Output the entries below exactly as written, omitting pictures.

* **Extracted entries**
==================================================

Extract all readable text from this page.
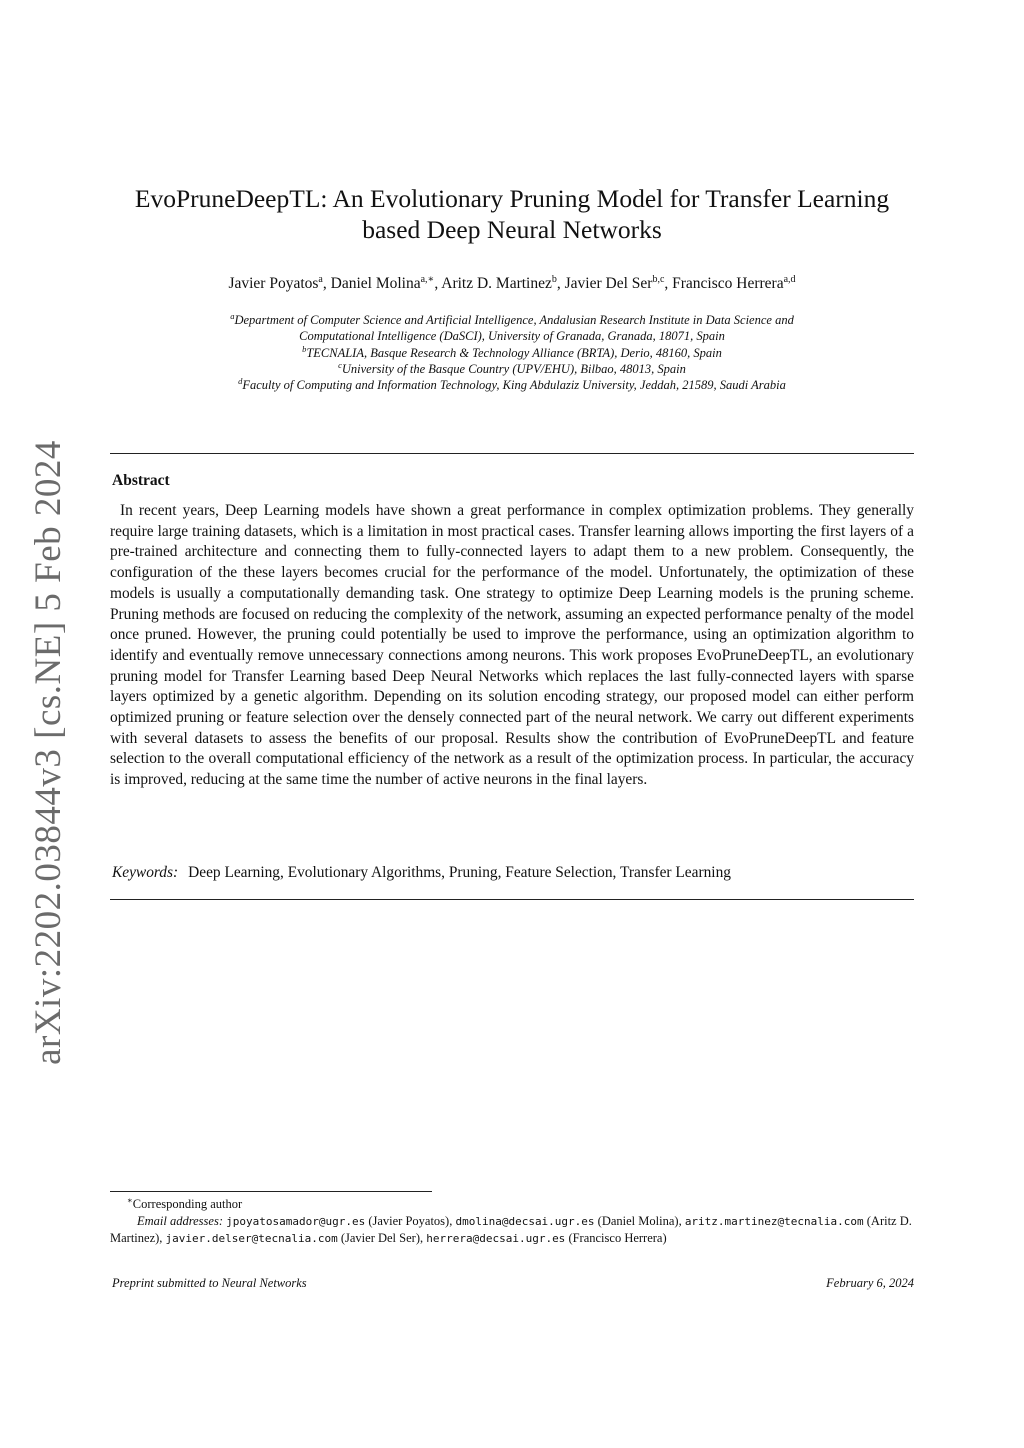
arXiv:2202.03844v3 [cs.NE] 5 Feb 2024
EvoPruneDeepTL: An Evolutionary Pruning Model for Transfer Learning
based Deep Neural Networks
Javier Poyatos$^a$, Daniel Molina$^{a,∗}$, Aritz D. Martinez$^b$, Javier Del Ser$^{b,c}$, Francisco Herrera$^{a,d}$
$^a$Department of Computer Science and Artificial Intelligence, Andalusian Research Institute in Data Science and
Computational Intelligence (DaSCI), University of Granada, Granada, 18071, Spain
$^b$TECNALIA, Basque Research & Technology Alliance (BRTA), Derio, 48160, Spain
$^c$University of the Basque Country (UPV/EHU), Bilbao, 48013, Spain
$^d$Faculty of Computing and Information Technology, King Abdulaziz University, Jeddah, 21589, Saudi Arabia
Abstract
In recent years, Deep Learning models have shown a great performance in complex optimization problems. They generally require large training datasets, which is a limitation in most practical cases. Transfer learning allows importing the first layers of a pre-trained architecture and connecting them to fully-connected layers to adapt them to a new problem. Consequently, the configuration of the these layers becomes crucial for the performance of the model. Unfortunately, the optimization of these models is usually a computationally demanding task. One strategy to optimize Deep Learning models is the pruning scheme. Pruning methods are focused on reducing the complexity of the network, assuming an expected performance penalty of the model once pruned. However, the pruning could potentially be used to improve the performance, using an optimization algorithm to identify and eventually remove unnecessary connections among neurons. This work proposes EvoPruneDeepTL, an evolutionary pruning model for Transfer Learning based Deep Neural Networks which replaces the last fully-connected layers with sparse layers optimized by a genetic algorithm. Depending on its solution encoding strategy, our proposed model can either perform optimized pruning or feature selection over the densely connected part of the neural network. We carry out different experiments with several datasets to assess the benefits of our proposal. Results show the contribution of EvoPruneDeepTL and feature selection to the overall computational efficiency of the network as a result of the optimization process. In particular, the accuracy is improved, reducing at the same time the number of active neurons in the final layers.
Keywords: Deep Learning, Evolutionary Algorithms, Pruning, Feature Selection, Transfer Learning
∗Corresponding author
Email addresses: jpoyatosamador@ugr.es (Javier Poyatos), dmolina@decsai.ugr.es (Daniel Molina), aritz.martinez@tecnalia.com (Aritz D. Martinez), javier.delser@tecnalia.com (Javier Del Ser), herrera@decsai.ugr.es (Francisco Herrera)
Preprint submitted to Neural Networks	February 6, 2024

==================================================

* **Answer to the task**
Extract all readable text from this page.
arXiv:2202.03844v3 [cs.NE] 5 Feb 2024
EvoPruneDeepTL: An Evolutionary Pruning Model for Transfer Learning
based Deep Neural Networks
Javier Poyatos$^a$, Daniel Molina$^{a,∗}$, Aritz D. Martinez$^b$, Javier Del Ser$^{b,c}$, Francisco Herrera$^{a,d}$
$^a$Department of Computer Science and Artificial Intelligence, Andalusian Research Institute in Data Science and
Computational Intelligence (DaSCI), University of Granada, Granada, 18071, Spain
$^b$TECNALIA, Basque Research & Technology Alliance (BRTA), Derio, 48160, Spain
$^c$University of the Basque Country (UPV/EHU), Bilbao, 48013, Spain
$^d$Faculty of Computing and Information Technology, King Abdulaziz University, Jeddah, 21589, Saudi Arabia
Abstract
In recent years, Deep Learning models have shown a great performance in complex optimization problems. They generally require large training datasets, which is a limitation in most practical cases. Transfer learning allows importing the first layers of a pre-trained architecture and connecting them to fully-connected layers to adapt them to a new problem. Consequently, the configuration of the these layers becomes crucial for the performance of the model. Unfortunately, the optimization of these models is usually a computationally demanding task. One strategy to optimize Deep Learning models is the pruning scheme. Pruning methods are focused on reducing the complexity of the network, assuming an expected performance penalty of the model once pruned. However, the pruning could potentially be used to improve the performance, using an optimization algorithm to identify and eventually remove unnecessary connections among neurons. This work proposes EvoPruneDeepTL, an evolutionary pruning model for Transfer Learning based Deep Neural Networks which replaces the last fully-connected layers with sparse layers optimized by a genetic algorithm. Depending on its solution encoding strategy, our proposed model can either perform optimized pruning or feature selection over the densely connected part of the neural network. We carry out different experiments with several datasets to assess the benefits of our proposal. Results show the contribution of EvoPruneDeepTL and feature selection to the overall computational efficiency of the network as a result of the optimization process. In particular, the accuracy is improved, reducing at the same time the number of active neurons in the final layers.
Keywords: Deep Learning, Evolutionary Algorithms, Pruning, Feature Selection, Transfer Learning
∗Corresponding author
Email addresses: jpoyatosamador@ugr.es (Javier Poyatos), dmolina@decsai.ugr.es (Daniel Molina), aritz.martinez@tecnalia.com (Aritz D. Martinez), javier.delser@tecnalia.com (Javier Del Ser), herrera@decsai.ugr.es (Francisco Herrera)
Preprint submitted to Neural Networks	February 6, 2024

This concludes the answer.